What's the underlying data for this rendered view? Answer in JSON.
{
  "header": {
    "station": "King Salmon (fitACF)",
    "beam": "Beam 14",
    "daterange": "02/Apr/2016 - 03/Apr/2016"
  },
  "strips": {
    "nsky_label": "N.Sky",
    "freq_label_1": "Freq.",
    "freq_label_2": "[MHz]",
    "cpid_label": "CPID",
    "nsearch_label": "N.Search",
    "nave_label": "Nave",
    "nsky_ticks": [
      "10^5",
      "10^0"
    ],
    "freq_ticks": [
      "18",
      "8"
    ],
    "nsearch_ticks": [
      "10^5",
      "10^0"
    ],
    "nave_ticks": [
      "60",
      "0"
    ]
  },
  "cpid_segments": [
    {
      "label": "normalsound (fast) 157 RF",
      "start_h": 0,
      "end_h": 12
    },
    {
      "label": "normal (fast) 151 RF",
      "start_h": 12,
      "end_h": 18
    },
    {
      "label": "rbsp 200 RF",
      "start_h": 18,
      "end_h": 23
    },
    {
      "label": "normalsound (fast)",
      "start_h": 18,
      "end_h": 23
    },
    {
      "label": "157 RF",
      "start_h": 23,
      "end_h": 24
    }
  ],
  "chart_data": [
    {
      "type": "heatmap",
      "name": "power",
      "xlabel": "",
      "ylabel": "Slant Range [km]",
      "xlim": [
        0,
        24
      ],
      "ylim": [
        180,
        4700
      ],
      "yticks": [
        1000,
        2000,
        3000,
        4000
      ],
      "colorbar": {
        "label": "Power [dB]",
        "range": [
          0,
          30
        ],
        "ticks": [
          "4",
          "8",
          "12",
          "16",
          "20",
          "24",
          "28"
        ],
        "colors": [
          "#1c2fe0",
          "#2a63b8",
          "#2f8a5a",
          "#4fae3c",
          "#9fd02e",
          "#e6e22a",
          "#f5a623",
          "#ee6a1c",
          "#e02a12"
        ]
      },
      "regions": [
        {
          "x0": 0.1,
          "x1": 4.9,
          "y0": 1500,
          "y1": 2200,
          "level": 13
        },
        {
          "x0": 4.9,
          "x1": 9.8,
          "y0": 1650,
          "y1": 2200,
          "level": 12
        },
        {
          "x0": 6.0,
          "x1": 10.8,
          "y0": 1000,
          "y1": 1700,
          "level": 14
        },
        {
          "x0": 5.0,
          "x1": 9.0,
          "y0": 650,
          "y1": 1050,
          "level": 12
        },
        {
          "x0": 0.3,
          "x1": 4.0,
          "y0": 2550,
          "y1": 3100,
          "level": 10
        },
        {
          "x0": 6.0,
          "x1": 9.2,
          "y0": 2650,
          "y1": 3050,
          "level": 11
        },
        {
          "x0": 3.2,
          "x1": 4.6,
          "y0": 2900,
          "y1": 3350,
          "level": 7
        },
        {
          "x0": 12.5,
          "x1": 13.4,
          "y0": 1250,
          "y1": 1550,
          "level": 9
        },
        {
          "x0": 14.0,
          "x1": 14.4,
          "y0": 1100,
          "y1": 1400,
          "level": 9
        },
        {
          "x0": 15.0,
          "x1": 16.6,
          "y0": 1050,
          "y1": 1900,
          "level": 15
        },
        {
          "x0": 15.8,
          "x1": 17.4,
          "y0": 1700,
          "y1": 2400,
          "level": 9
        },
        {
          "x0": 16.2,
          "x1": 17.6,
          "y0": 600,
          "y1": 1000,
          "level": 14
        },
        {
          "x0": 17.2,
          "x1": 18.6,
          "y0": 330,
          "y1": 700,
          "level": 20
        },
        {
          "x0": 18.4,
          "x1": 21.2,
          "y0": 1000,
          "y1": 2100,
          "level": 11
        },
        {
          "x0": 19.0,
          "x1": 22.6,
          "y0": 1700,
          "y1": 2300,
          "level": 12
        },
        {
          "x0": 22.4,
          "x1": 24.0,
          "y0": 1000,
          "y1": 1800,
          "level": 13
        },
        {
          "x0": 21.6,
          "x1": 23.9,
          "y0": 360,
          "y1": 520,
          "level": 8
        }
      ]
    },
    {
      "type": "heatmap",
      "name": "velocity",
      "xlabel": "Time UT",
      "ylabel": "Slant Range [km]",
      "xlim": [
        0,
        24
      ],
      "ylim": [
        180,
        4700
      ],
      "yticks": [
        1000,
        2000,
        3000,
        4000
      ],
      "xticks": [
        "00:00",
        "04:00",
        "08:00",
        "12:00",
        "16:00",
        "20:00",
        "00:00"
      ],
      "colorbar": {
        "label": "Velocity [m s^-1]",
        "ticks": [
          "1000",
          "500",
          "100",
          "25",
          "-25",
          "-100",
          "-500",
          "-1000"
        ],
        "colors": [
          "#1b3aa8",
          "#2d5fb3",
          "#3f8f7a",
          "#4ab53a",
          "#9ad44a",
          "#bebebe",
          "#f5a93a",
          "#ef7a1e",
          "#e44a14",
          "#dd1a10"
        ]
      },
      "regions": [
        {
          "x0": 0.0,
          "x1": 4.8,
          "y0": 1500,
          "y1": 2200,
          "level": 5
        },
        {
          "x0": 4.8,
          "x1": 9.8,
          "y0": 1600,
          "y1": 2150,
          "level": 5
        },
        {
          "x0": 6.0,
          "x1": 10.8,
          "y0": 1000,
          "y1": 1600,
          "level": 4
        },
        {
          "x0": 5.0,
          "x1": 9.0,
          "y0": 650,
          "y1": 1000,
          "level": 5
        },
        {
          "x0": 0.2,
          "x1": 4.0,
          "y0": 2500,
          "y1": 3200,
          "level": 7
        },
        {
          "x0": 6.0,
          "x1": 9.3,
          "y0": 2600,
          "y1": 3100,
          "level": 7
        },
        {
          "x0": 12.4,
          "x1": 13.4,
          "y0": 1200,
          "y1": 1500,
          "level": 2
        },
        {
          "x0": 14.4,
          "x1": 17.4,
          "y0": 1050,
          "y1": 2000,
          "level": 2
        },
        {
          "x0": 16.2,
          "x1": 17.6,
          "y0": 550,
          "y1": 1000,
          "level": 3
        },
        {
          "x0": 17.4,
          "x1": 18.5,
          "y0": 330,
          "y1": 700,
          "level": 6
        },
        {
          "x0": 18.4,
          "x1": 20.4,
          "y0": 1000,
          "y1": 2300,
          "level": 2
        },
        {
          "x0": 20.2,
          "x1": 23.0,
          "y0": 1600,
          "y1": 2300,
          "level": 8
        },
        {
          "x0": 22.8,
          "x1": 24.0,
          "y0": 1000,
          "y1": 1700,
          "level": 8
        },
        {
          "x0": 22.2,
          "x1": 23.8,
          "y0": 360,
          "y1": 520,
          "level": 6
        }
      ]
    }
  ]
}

* * * * * * * * *

◆ What to produce: From the listing above, extract every line exactly as it stands.

◆ Answer to the problem:
What's the underlying data for this rendered view? Answer in JSON.
{
  "header": {
    "station": "King Salmon (fitACF)",
    "beam": "Beam 14",
    "daterange": "02/Apr/2016 - 03/Apr/2016"
  },
  "strips": {
    "nsky_label": "N.Sky",
    "freq_label_1": "Freq.",
    "freq_label_2": "[MHz]",
    "cpid_label": "CPID",
    "nsearch_label": "N.Search",
    "nave_label": "Nave",
    "nsky_ticks": [
      "10^5",
      "10^0"
    ],
    "freq_ticks": [
      "18",
      "8"
    ],
    "nsearch_ticks": [
      "10^5",
      "10^0"
    ],
    "nave_ticks": [
      "60",
      "0"
    ]
  },
  "cpid_segments": [
    {
      "label": "normalsound (fast) 157 RF",
      "start_h": 0,
      "end_h": 12
    },
    {
      "label": "normal (fast) 151 RF",
      "start_h": 12,
      "end_h": 18
    },
    {
      "label": "rbsp 200 RF",
      "start_h": 18,
      "end_h": 23
    },
    {
      "label": "normalsound (fast)",
      "start_h": 18,
      "end_h": 23
    },
    {
      "label": "157 RF",
      "start_h": 23,
      "end_h": 24
    }
  ],
  "chart_data": [
    {
      "type": "heatmap",
      "name": "power",
      "xlabel": "",
      "ylabel": "Slant Range [km]",
      "xlim": [
        0,
        24
      ],
      "ylim": [
        180,
        4700
      ],
      "yticks": [
        1000,
        2000,
        3000,
        4000
      ],
      "colorbar": {
        "label": "Power [dB]",
        "range": [
          0,
          30
        ],
        "ticks": [
          "4",
          "8",
          "12",
          "16",
          "20",
          "24",
          "28"
        ],
        "colors": [
          "#1c2fe0",
          "#2a63b8",
          "#2f8a5a",
          "#4fae3c",
          "#9fd02e",
          "#e6e22a",
          "#f5a623",
          "#ee6a1c",
          "#e02a12"
        ]
      },
      "regions": [
        {
          "x0": 0.1,
          "x1": 4.9,
          "y0": 1500,
          "y1": 2200,
          "level": 13
        },
        {
          "x0": 4.9,
          "x1": 9.8,
          "y0": 1650,
          "y1": 2200,
          "level": 12
        },
        {
          "x0": 6.0,
          "x1": 10.8,
          "y0": 1000,
          "y1": 1700,
          "level": 14
        },
        {
          "x0": 5.0,
          "x1": 9.0,
          "y0": 650,
          "y1": 1050,
          "level": 12
        },
        {
          "x0": 0.3,
          "x1": 4.0,
          "y0": 2550,
          "y1": 3100,
          "level": 10
        },
        {
          "x0": 6.0,
          "x1": 9.2,
          "y0": 2650,
          "y1": 3050,
          "level": 11
        },
        {
          "x0": 3.2,
          "x1": 4.6,
          "y0": 2900,
          "y1": 3350,
          "level": 7
        },
        {
          "x0": 12.5,
          "x1": 13.4,
          "y0": 1250,
          "y1": 1550,
          "level": 9
        },
        {
          "x0": 14.0,
          "x1": 14.4,
          "y0": 1100,
          "y1": 1400,
          "level": 9
        },
        {
          "x0": 15.0,
          "x1": 16.6,
          "y0": 1050,
          "y1": 1900,
          "level": 15
        },
        {
          "x0": 15.8,
          "x1": 17.4,
          "y0": 1700,
          "y1": 2400,
          "level": 9
        },
        {
          "x0": 16.2,
          "x1": 17.6,
          "y0": 600,
          "y1": 1000,
          "level": 14
        },
        {
          "x0": 17.2,
          "x1": 18.6,
          "y0": 330,
          "y1": 700,
          "level": 20
        },
        {
          "x0": 18.4,
          "x1": 21.2,
          "y0": 1000,
          "y1": 2100,
          "level": 11
        },
        {
          "x0": 19.0,
          "x1": 22.6,
          "y0": 1700,
          "y1": 2300,
          "level": 12
        },
        {
          "x0": 22.4,
          "x1": 24.0,
          "y0": 1000,
          "y1": 1800,
          "level": 13
        },
        {
          "x0": 21.6,
          "x1": 23.9,
          "y0": 360,
          "y1": 520,
          "level": 8
        }
      ]
    },
    {
      "type": "heatmap",
      "name": "velocity",
      "xlabel": "Time UT",
      "ylabel": "Slant Range [km]",
      "xlim": [
        0,
        24
      ],
      "ylim": [
        180,
        4700
      ],
      "yticks": [
        1000,
        2000,
        3000,
        4000
      ],
      "xticks": [
        "00:00",
        "04:00",
        "08:00",
        "12:00",
        "16:00",
        "20:00",
        "00:00"
      ],
      "colorbar": {
        "label": "Velocity [m s^-1]",
        "ticks": [
          "1000",
          "500",
          "100",
          "25",
          "-25",
          "-100",
          "-500",
          "-1000"
        ],
        "colors": [
          "#1b3aa8",
          "#2d5fb3",
          "#3f8f7a",
          "#4ab53a",
          "#9ad44a",
          "#bebebe",
          "#f5a93a",
          "#ef7a1e",
          "#e44a14",
          "#dd1a10"
        ]
      },
      "regions": [
        {
          "x0": 0.0,
          "x1": 4.8,
          "y0": 1500,
          "y1": 2200,
          "level": 5
        },
        {
          "x0": 4.8,
          "x1": 9.8,
          "y0": 1600,
          "y1": 2150,
          "level": 5
        },
        {
          "x0": 6.0,
          "x1": 10.8,
          "y0": 1000,
          "y1": 1600,
          "level": 4
        },
        {
          "x0": 5.0,
          "x1": 9.0,
          "y0": 650,
          "y1": 1000,
          "level": 5
        },
        {
          "x0": 0.2,
          "x1": 4.0,
          "y0": 2500,
          "y1": 3200,
          "level": 7
        },
        {
          "x0": 6.0,
          "x1": 9.3,
          "y0": 2600,
          "y1": 3100,
          "level": 7
        },
        {
          "x0": 12.4,
          "x1": 13.4,
          "y0": 1200,
          "y1": 1500,
          "level": 2
        },
        {
          "x0": 14.4,
          "x1": 17.4,
          "y0": 1050,
          "y1": 2000,
          "level": 2
        },
        {
          "x0": 16.2,
          "x1": 17.6,
          "y0": 550,
          "y1": 1000,
          "level": 3
        },
        {
          "x0": 17.4,
          "x1": 18.5,
          "y0": 330,
          "y1": 700,
          "level": 6
        },
        {
          "x0": 18.4,
          "x1": 20.4,
          "y0": 1000,
          "y1": 2300,
          "level": 2
        },
        {
          "x0": 20.2,
          "x1": 23.0,
          "y0": 1600,
          "y1": 2300,
          "level": 8
        },
        {
          "x0": 22.8,
          "x1": 24.0,
          "y0": 1000,
          "y1": 1700,
          "level": 8
        },
        {
          "x0": 22.2,
          "x1": 23.8,
          "y0": 360,
          "y1": 520,
          "level": 6
        }
      ]
    }
  ]
}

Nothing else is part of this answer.